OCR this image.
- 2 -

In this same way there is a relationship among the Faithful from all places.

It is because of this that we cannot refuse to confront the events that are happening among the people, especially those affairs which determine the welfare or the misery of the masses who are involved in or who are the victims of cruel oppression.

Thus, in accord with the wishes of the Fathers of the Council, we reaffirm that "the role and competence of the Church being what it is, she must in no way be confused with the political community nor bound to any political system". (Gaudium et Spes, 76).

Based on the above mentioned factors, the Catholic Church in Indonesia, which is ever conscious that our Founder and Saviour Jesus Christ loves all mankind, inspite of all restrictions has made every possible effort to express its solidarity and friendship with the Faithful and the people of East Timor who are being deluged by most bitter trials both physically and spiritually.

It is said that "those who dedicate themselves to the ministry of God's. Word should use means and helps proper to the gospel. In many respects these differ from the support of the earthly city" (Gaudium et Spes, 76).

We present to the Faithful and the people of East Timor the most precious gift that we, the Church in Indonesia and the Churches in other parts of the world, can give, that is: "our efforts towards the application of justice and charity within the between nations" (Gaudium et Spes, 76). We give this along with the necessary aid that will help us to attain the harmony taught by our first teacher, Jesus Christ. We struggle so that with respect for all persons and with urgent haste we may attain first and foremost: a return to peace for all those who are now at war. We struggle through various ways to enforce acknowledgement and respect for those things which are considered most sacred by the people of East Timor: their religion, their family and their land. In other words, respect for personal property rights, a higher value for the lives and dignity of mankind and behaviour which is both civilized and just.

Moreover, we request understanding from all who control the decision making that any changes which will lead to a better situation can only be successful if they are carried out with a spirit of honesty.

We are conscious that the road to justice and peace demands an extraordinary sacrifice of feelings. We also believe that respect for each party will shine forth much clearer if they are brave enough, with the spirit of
+++
WHAT IS BEING ASKED: Write out every line exactly as it stands.

WRITTEN RESPONSE:
OCR this image.
- 2 -

In this same way there is a relationship among the Faithful from all places.

It is because of this that we cannot refuse to confront the events that are happening among the people, especially those affairs which determine the welfare or the misery of the masses who are involved in or who are the victims of cruel oppression.

Thus, in accord with the wishes of the Fathers of the Council, we reaffirm that "the role and competence of the Church being what it is, she must in no way be confused with the political community nor bound to any political system". (Gaudium et Spes, 76).

Based on the above mentioned factors, the Catholic Church in Indonesia, which is ever conscious that our Founder and Saviour Jesus Christ loves all mankind, inspite of all restrictions has made every possible effort to express its solidarity and friendship with the Faithful and the people of East Timor who are being deluged by most bitter trials both physically and spiritually.

It is said that "those who dedicate themselves to the ministry of God's. Word should use means and helps proper to the gospel. In many respects these differ from the support of the earthly city" (Gaudium et Spes, 76).

We present to the Faithful and the people of East Timor the most precious gift that we, the Church in Indonesia and the Churches in other parts of the world, can give, that is: "our efforts towards the application of justice and charity within the between nations" (Gaudium et Spes, 76). We give this along with the necessary aid that will help us to attain the harmony taught by our first teacher, Jesus Christ. We struggle so that with respect for all persons and with urgent haste we may attain first and foremost: a return to peace for all those who are now at war. We struggle through various ways to enforce acknowledgement and respect for those things which are considered most sacred by the people of East Timor: their religion, their family and their land. In other words, respect for personal property rights, a higher value for the lives and dignity of mankind and behaviour which is both civilized and just.

Moreover, we request understanding from all who control the decision making that any changes which will lead to a better situation can only be successful if they are carried out with a spirit of honesty.

We are conscious that the road to justice and peace demands an extraordinary sacrifice of feelings. We also believe that respect for each party will shine forth much clearer if they are brave enough, with the spirit of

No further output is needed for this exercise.